GIVEN REQUEST:
Repeat every record below exactly, but leave out any pictures.

SOURCE DATA:
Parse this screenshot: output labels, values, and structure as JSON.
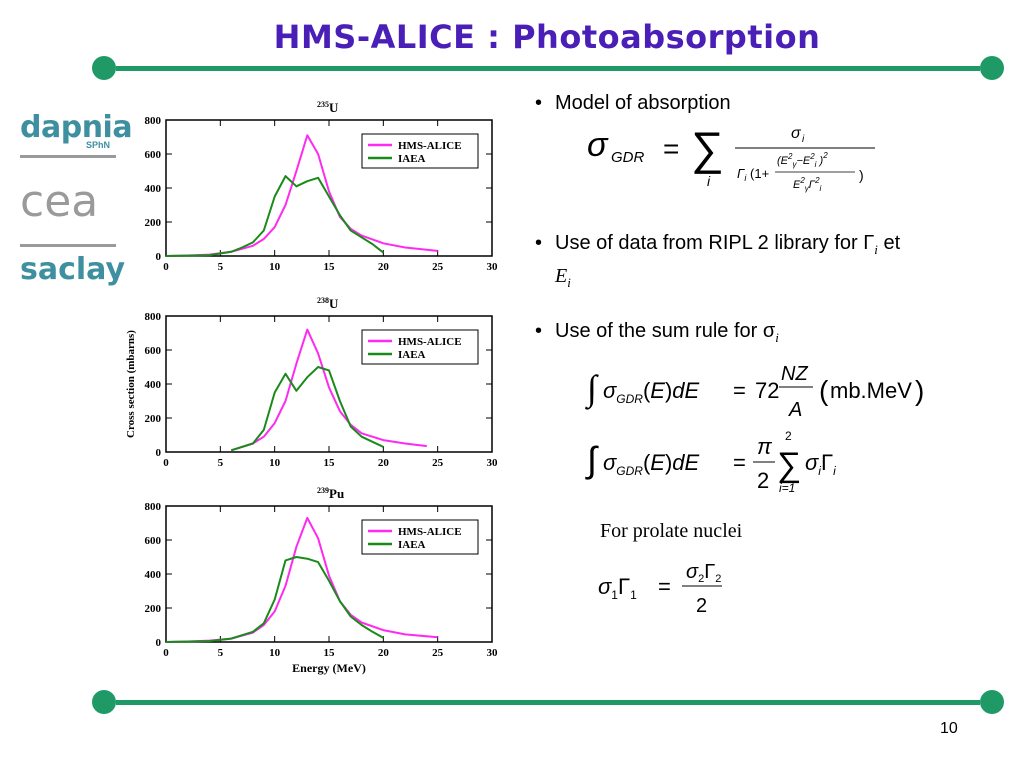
{
  "slide": {
    "title": "HMS-ALICE : Photoabsorption",
    "page_number": "10",
    "colors": {
      "title": "#4a1fb8",
      "rule": "#1f9a67",
      "hms": "#ff2af0",
      "iaea": "#1a8a1a"
    }
  },
  "logos": {
    "dapnia": "dapnia",
    "sphn": "SPhN",
    "cea": "cea",
    "saclay": "saclay"
  },
  "bullets": {
    "b1": "Model of absorption",
    "b2_text": "Use of data from RIPL 2 library for Γ",
    "b2_sub": "i",
    "b2_et": " et ",
    "b2_E": "E",
    "b2_Esub": "i",
    "b3_text": "Use of the sum rule for σ",
    "b3_sub": "i",
    "prolate": "For prolate nuclei"
  },
  "equations": {
    "gdr_lhs": "σ",
    "gdr_lhs_sub": "GDR",
    "sum_index": "i",
    "num": "σ",
    "num_sub": "i",
    "rule1_rhs_num": "NZ",
    "rule1_rhs_den": "A",
    "rule1_const": "72",
    "rule1_unit": "mb.MeV",
    "rule2_num": "π",
    "rule2_den": "2",
    "rule2_upper": "2",
    "rule2_lower": "i=1",
    "prolate_rhs_den": "2"
  },
  "chart_data": [
    {
      "type": "line",
      "title": "235U",
      "title_sup": "235",
      "title_main": "U",
      "xlim": [
        0,
        30
      ],
      "ylim": [
        0,
        800
      ],
      "xticks": [
        0,
        5,
        10,
        15,
        20,
        25,
        30
      ],
      "yticks": [
        0,
        200,
        400,
        600,
        800
      ],
      "legend": "top-right",
      "series": [
        {
          "name": "HMS-ALICE",
          "color": "#ff2af0",
          "x": [
            0,
            2,
            4,
            6,
            8,
            9,
            10,
            11,
            12,
            13,
            14,
            15,
            16,
            17,
            18,
            20,
            22,
            25
          ],
          "y": [
            0,
            3,
            8,
            25,
            60,
            100,
            170,
            300,
            500,
            710,
            600,
            380,
            230,
            160,
            120,
            75,
            50,
            30
          ]
        },
        {
          "name": "IAEA",
          "color": "#1a8a1a",
          "x": [
            0,
            4,
            6,
            7,
            8,
            9,
            10,
            11,
            12,
            13,
            14,
            15,
            16,
            17,
            18,
            19,
            20
          ],
          "y": [
            0,
            5,
            25,
            50,
            80,
            150,
            350,
            470,
            410,
            440,
            460,
            350,
            240,
            150,
            110,
            70,
            20
          ]
        }
      ]
    },
    {
      "type": "line",
      "title": "238U",
      "title_sup": "238",
      "title_main": "U",
      "ylabel": "Cross section (mbarns)",
      "xlim": [
        0,
        30
      ],
      "ylim": [
        0,
        800
      ],
      "xticks": [
        0,
        5,
        10,
        15,
        20,
        25,
        30
      ],
      "yticks": [
        0,
        200,
        400,
        600,
        800
      ],
      "legend": "top-right",
      "series": [
        {
          "name": "HMS-ALICE",
          "color": "#ff2af0",
          "x": [
            6,
            8,
            9,
            10,
            11,
            12,
            13,
            14,
            15,
            16,
            17,
            18,
            20,
            22,
            24
          ],
          "y": [
            10,
            50,
            90,
            170,
            300,
            520,
            720,
            580,
            380,
            240,
            160,
            110,
            70,
            50,
            35
          ]
        },
        {
          "name": "IAEA",
          "color": "#1a8a1a",
          "x": [
            6,
            8,
            9,
            10,
            11,
            12,
            13,
            14,
            15,
            16,
            17,
            18,
            19,
            20
          ],
          "y": [
            10,
            50,
            130,
            350,
            460,
            360,
            440,
            500,
            480,
            300,
            150,
            90,
            60,
            30
          ]
        }
      ]
    },
    {
      "type": "line",
      "title": "239Pu",
      "title_sup": "239",
      "title_main": "Pu",
      "xlabel": "Energy (MeV)",
      "xlim": [
        0,
        30
      ],
      "ylim": [
        0,
        800
      ],
      "xticks": [
        0,
        5,
        10,
        15,
        20,
        25,
        30
      ],
      "yticks": [
        0,
        200,
        400,
        600,
        800
      ],
      "legend": "top-right",
      "series": [
        {
          "name": "HMS-ALICE",
          "color": "#ff2af0",
          "x": [
            0,
            2,
            4,
            6,
            8,
            9,
            10,
            11,
            12,
            13,
            14,
            15,
            16,
            17,
            18,
            20,
            22,
            25
          ],
          "y": [
            0,
            3,
            8,
            20,
            55,
            100,
            180,
            330,
            560,
            730,
            610,
            390,
            240,
            160,
            115,
            70,
            45,
            28
          ]
        },
        {
          "name": "IAEA",
          "color": "#1a8a1a",
          "x": [
            0,
            4,
            6,
            8,
            9,
            10,
            11,
            12,
            13,
            14,
            15,
            16,
            17,
            18,
            19,
            20
          ],
          "y": [
            0,
            5,
            20,
            60,
            110,
            250,
            480,
            500,
            490,
            470,
            360,
            240,
            150,
            100,
            60,
            25
          ]
        }
      ]
    }
  ]
}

WRITTEN RESPONSE:
Parse this screenshot: output labels, values, and structure as JSON.
{
  "slide": {
    "title": "HMS-ALICE : Photoabsorption",
    "page_number": "10",
    "colors": {
      "title": "#4a1fb8",
      "rule": "#1f9a67",
      "hms": "#ff2af0",
      "iaea": "#1a8a1a"
    }
  },
  "logos": {
    "dapnia": "dapnia",
    "sphn": "SPhN",
    "cea": "cea",
    "saclay": "saclay"
  },
  "bullets": {
    "b1": "Model of absorption",
    "b2_text": "Use of data from RIPL 2 library for Γ",
    "b2_sub": "i",
    "b2_et": " et ",
    "b2_E": "E",
    "b2_Esub": "i",
    "b3_text": "Use of the sum rule for σ",
    "b3_sub": "i",
    "prolate": "For prolate nuclei"
  },
  "equations": {
    "gdr_lhs": "σ",
    "gdr_lhs_sub": "GDR",
    "sum_index": "i",
    "num": "σ",
    "num_sub": "i",
    "rule1_rhs_num": "NZ",
    "rule1_rhs_den": "A",
    "rule1_const": "72",
    "rule1_unit": "mb.MeV",
    "rule2_num": "π",
    "rule2_den": "2",
    "rule2_upper": "2",
    "rule2_lower": "i=1",
    "prolate_rhs_den": "2"
  },
  "chart_data": [
    {
      "type": "line",
      "title": "235U",
      "title_sup": "235",
      "title_main": "U",
      "xlim": [
        0,
        30
      ],
      "ylim": [
        0,
        800
      ],
      "xticks": [
        0,
        5,
        10,
        15,
        20,
        25,
        30
      ],
      "yticks": [
        0,
        200,
        400,
        600,
        800
      ],
      "legend": "top-right",
      "series": [
        {
          "name": "HMS-ALICE",
          "color": "#ff2af0",
          "x": [
            0,
            2,
            4,
            6,
            8,
            9,
            10,
            11,
            12,
            13,
            14,
            15,
            16,
            17,
            18,
            20,
            22,
            25
          ],
          "y": [
            0,
            3,
            8,
            25,
            60,
            100,
            170,
            300,
            500,
            710,
            600,
            380,
            230,
            160,
            120,
            75,
            50,
            30
          ]
        },
        {
          "name": "IAEA",
          "color": "#1a8a1a",
          "x": [
            0,
            4,
            6,
            7,
            8,
            9,
            10,
            11,
            12,
            13,
            14,
            15,
            16,
            17,
            18,
            19,
            20
          ],
          "y": [
            0,
            5,
            25,
            50,
            80,
            150,
            350,
            470,
            410,
            440,
            460,
            350,
            240,
            150,
            110,
            70,
            20
          ]
        }
      ]
    },
    {
      "type": "line",
      "title": "238U",
      "title_sup": "238",
      "title_main": "U",
      "ylabel": "Cross section (mbarns)",
      "xlim": [
        0,
        30
      ],
      "ylim": [
        0,
        800
      ],
      "xticks": [
        0,
        5,
        10,
        15,
        20,
        25,
        30
      ],
      "yticks": [
        0,
        200,
        400,
        600,
        800
      ],
      "legend": "top-right",
      "series": [
        {
          "name": "HMS-ALICE",
          "color": "#ff2af0",
          "x": [
            6,
            8,
            9,
            10,
            11,
            12,
            13,
            14,
            15,
            16,
            17,
            18,
            20,
            22,
            24
          ],
          "y": [
            10,
            50,
            90,
            170,
            300,
            520,
            720,
            580,
            380,
            240,
            160,
            110,
            70,
            50,
            35
          ]
        },
        {
          "name": "IAEA",
          "color": "#1a8a1a",
          "x": [
            6,
            8,
            9,
            10,
            11,
            12,
            13,
            14,
            15,
            16,
            17,
            18,
            19,
            20
          ],
          "y": [
            10,
            50,
            130,
            350,
            460,
            360,
            440,
            500,
            480,
            300,
            150,
            90,
            60,
            30
          ]
        }
      ]
    },
    {
      "type": "line",
      "title": "239Pu",
      "title_sup": "239",
      "title_main": "Pu",
      "xlabel": "Energy (MeV)",
      "xlim": [
        0,
        30
      ],
      "ylim": [
        0,
        800
      ],
      "xticks": [
        0,
        5,
        10,
        15,
        20,
        25,
        30
      ],
      "yticks": [
        0,
        200,
        400,
        600,
        800
      ],
      "legend": "top-right",
      "series": [
        {
          "name": "HMS-ALICE",
          "color": "#ff2af0",
          "x": [
            0,
            2,
            4,
            6,
            8,
            9,
            10,
            11,
            12,
            13,
            14,
            15,
            16,
            17,
            18,
            20,
            22,
            25
          ],
          "y": [
            0,
            3,
            8,
            20,
            55,
            100,
            180,
            330,
            560,
            730,
            610,
            390,
            240,
            160,
            115,
            70,
            45,
            28
          ]
        },
        {
          "name": "IAEA",
          "color": "#1a8a1a",
          "x": [
            0,
            4,
            6,
            8,
            9,
            10,
            11,
            12,
            13,
            14,
            15,
            16,
            17,
            18,
            19,
            20
          ],
          "y": [
            0,
            5,
            20,
            60,
            110,
            250,
            480,
            500,
            490,
            470,
            360,
            240,
            150,
            100,
            60,
            25
          ]
        }
      ]
    }
  ]
}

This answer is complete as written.